■ Data listing ■

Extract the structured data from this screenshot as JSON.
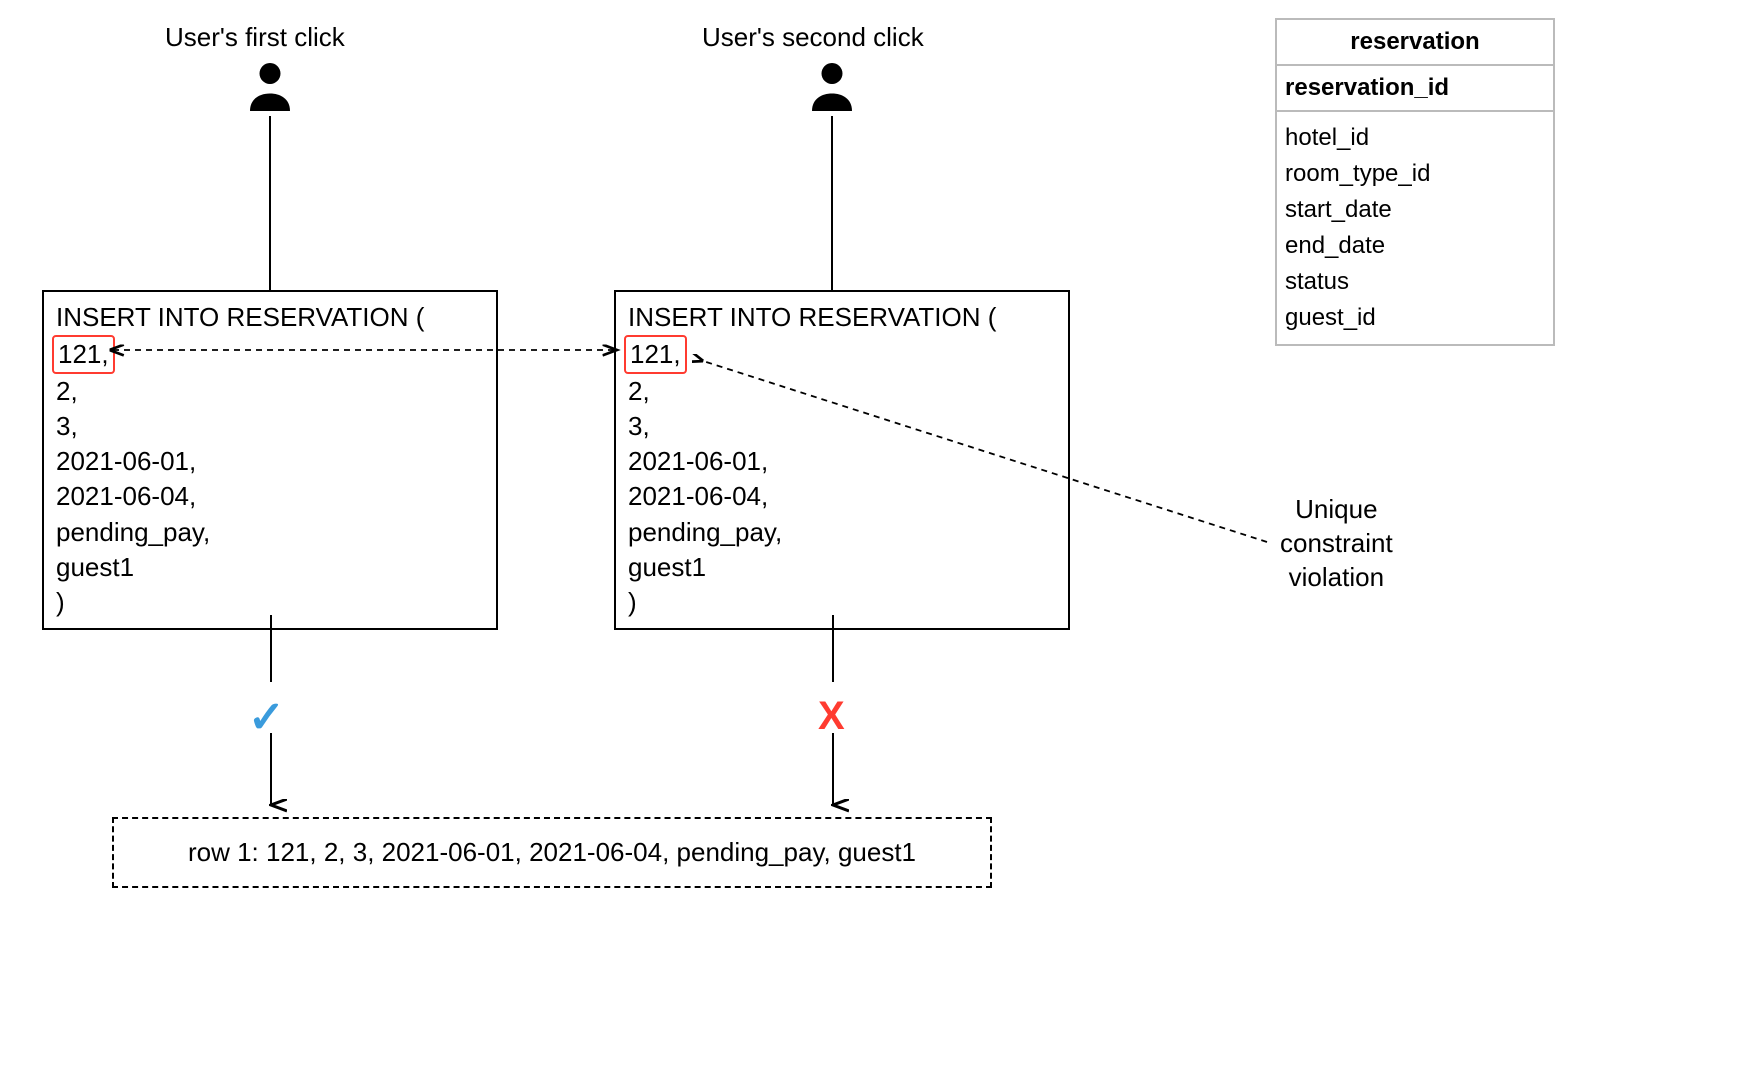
{
  "labels": {
    "first_click": "User's first click",
    "second_click": "User's second click"
  },
  "sql1": {
    "header": "INSERT INTO RESERVATION (",
    "val1": "121,",
    "val2": "2,",
    "val3": "3,",
    "val4": "2021-06-01,",
    "val5": "2021-06-04,",
    "val6": "pending_pay,",
    "val7": "guest1",
    "close": ")"
  },
  "sql2": {
    "header": "INSERT INTO RESERVATION (",
    "val1": "121,",
    "val2": "2,",
    "val3": "3,",
    "val4": "2021-06-01,",
    "val5": "2021-06-04,",
    "val6": "pending_pay,",
    "val7": "guest1",
    "close": ")"
  },
  "schema": {
    "title": "reservation",
    "pk": "reservation_id",
    "fields": [
      "hotel_id",
      "room_type_id",
      "start_date",
      "end_date",
      "status",
      "guest_id"
    ]
  },
  "result": {
    "text": "row 1: 121, 2, 3, 2021-06-01, 2021-06-04, pending_pay, guest1"
  },
  "annotation": {
    "unique_violation_l1": "Unique",
    "unique_violation_l2": "constraint",
    "unique_violation_l3": "violation"
  },
  "marks": {
    "check": "✓",
    "cross": "X"
  }
}
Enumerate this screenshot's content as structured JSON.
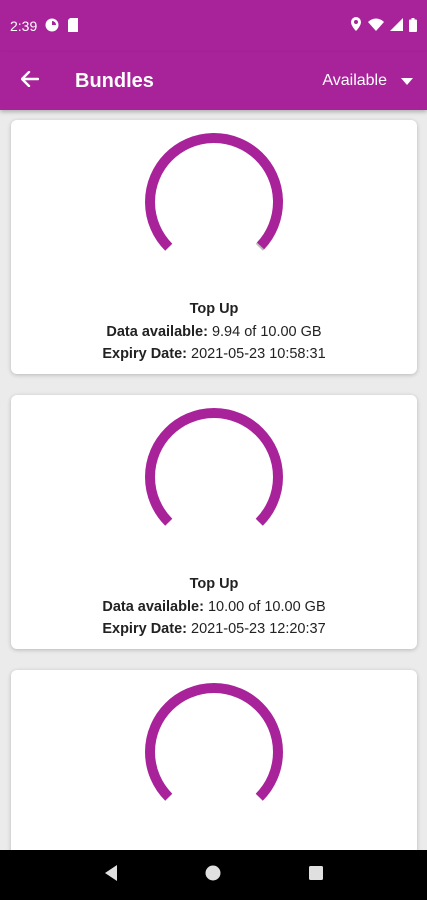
{
  "status_bar": {
    "time": "2:39",
    "icons": [
      "notification-icon",
      "sim-card-icon",
      "location-icon",
      "wifi-icon",
      "signal-icon",
      "battery-icon"
    ]
  },
  "app_bar": {
    "title": "Bundles",
    "filter_value": "Available",
    "icons": [
      "back-arrow-icon",
      "dropdown-arrow-icon"
    ]
  },
  "bundles": [
    {
      "title": "Top Up",
      "data_label": "Data available:",
      "data_value": "9.94 of 10.00 GB",
      "expiry_label": "Expiry Date:",
      "expiry_value": "2021-05-23 10:58:31",
      "remaining_fraction": 0.994
    },
    {
      "title": "Top Up",
      "data_label": "Data available:",
      "data_value": "10.00 of 10.00 GB",
      "expiry_label": "Expiry Date:",
      "expiry_value": "2021-05-23 12:20:37",
      "remaining_fraction": 1.0
    },
    {
      "title": "",
      "data_label": "",
      "data_value": "",
      "expiry_label": "",
      "expiry_value": "",
      "remaining_fraction": 1.0
    }
  ],
  "colors": {
    "brand": "#a8229a",
    "gauge_used": "#bdbdbd",
    "background": "#ebebeb",
    "nav_bar": "#000000"
  },
  "nav_bar": {
    "icons": [
      "back-triangle-icon",
      "home-circle-icon",
      "recents-square-icon"
    ]
  }
}
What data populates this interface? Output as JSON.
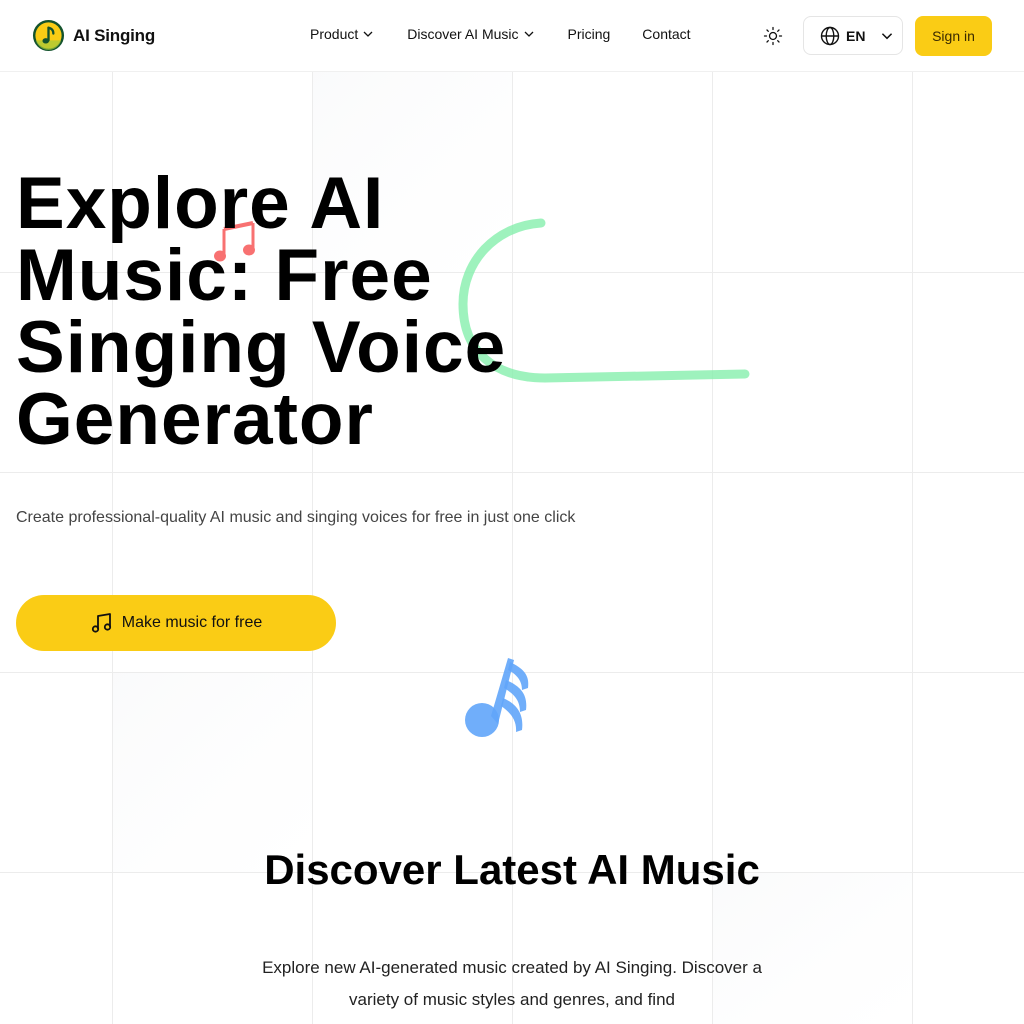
{
  "brand": {
    "name": "AI Singing",
    "logo_icon": "music-note-logo-icon"
  },
  "nav": {
    "items": [
      {
        "label": "Product",
        "has_dropdown": true
      },
      {
        "label": "Discover AI Music",
        "has_dropdown": true
      },
      {
        "label": "Pricing",
        "has_dropdown": false
      },
      {
        "label": "Contact",
        "has_dropdown": false
      }
    ],
    "theme_icon": "sun-icon",
    "language": {
      "label": "EN",
      "icon": "globe-icon"
    },
    "signin_label": "Sign in"
  },
  "hero": {
    "title": "Explore AI Music: Free Singing Voice Generator",
    "subtitle": "Create professional-quality AI music and singing voices for free in just one click",
    "cta_label": "Make music for free",
    "cta_icon": "music-note-icon"
  },
  "discover": {
    "title": "Discover Latest AI Music",
    "description": "Explore new AI-generated music created by AI Singing. Discover a variety of music styles and genres, and find"
  },
  "colors": {
    "accent": "#facc15",
    "green_stroke": "#86efac",
    "red_note": "#f87171",
    "blue_note": "#60a5fa"
  }
}
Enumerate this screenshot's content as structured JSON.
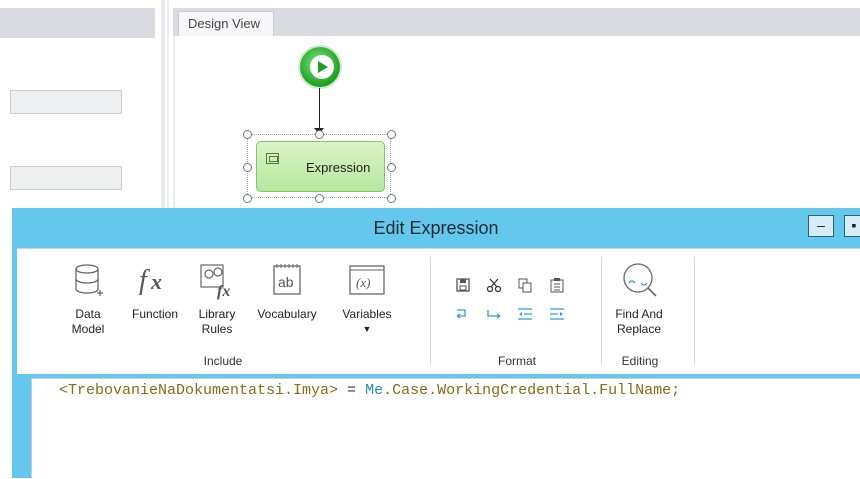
{
  "design_view": {
    "tab_label": "Design View",
    "expression_node_label": "Expression"
  },
  "dialog": {
    "title": "Edit Expression",
    "minimize_label": "–",
    "maximize_label": "▪",
    "ribbon": {
      "include_group": {
        "label": "Include",
        "buttons": [
          {
            "label": "Data\nModel",
            "icon": "database-icon"
          },
          {
            "label": "Function",
            "icon": "function-icon"
          },
          {
            "label": "Library\nRules",
            "icon": "library-rules-icon"
          },
          {
            "label": "Vocabulary",
            "icon": "vocabulary-icon"
          },
          {
            "label": "Variables",
            "icon": "variables-icon"
          }
        ]
      },
      "format_group": {
        "label": "Format",
        "icons": [
          "save-icon",
          "cut-icon",
          "copy-icon",
          "paste-icon",
          "undo-icon",
          "redo-icon",
          "outdent-icon",
          "indent-icon"
        ]
      },
      "editing_group": {
        "label": "Editing",
        "button_label": "Find And\nReplace",
        "icon": "find-replace-icon"
      }
    },
    "code": {
      "field": "<TrebovanieNaDokumentatsi.Imya>",
      "operator": " = ",
      "me": "Me",
      "member": ".Case.WorkingCredential.FullName;"
    }
  },
  "colors": {
    "dialog_title_bar": "#63c8ec",
    "start_node": "#22a822",
    "expression_node": "#c8efb0",
    "code_keyword": "#2b88c9",
    "code_field": "#8a6a14"
  }
}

■ Problem to solve ■
Give only the number of lines in the entries above that hold the string "arrow".

■ Task solution ■
2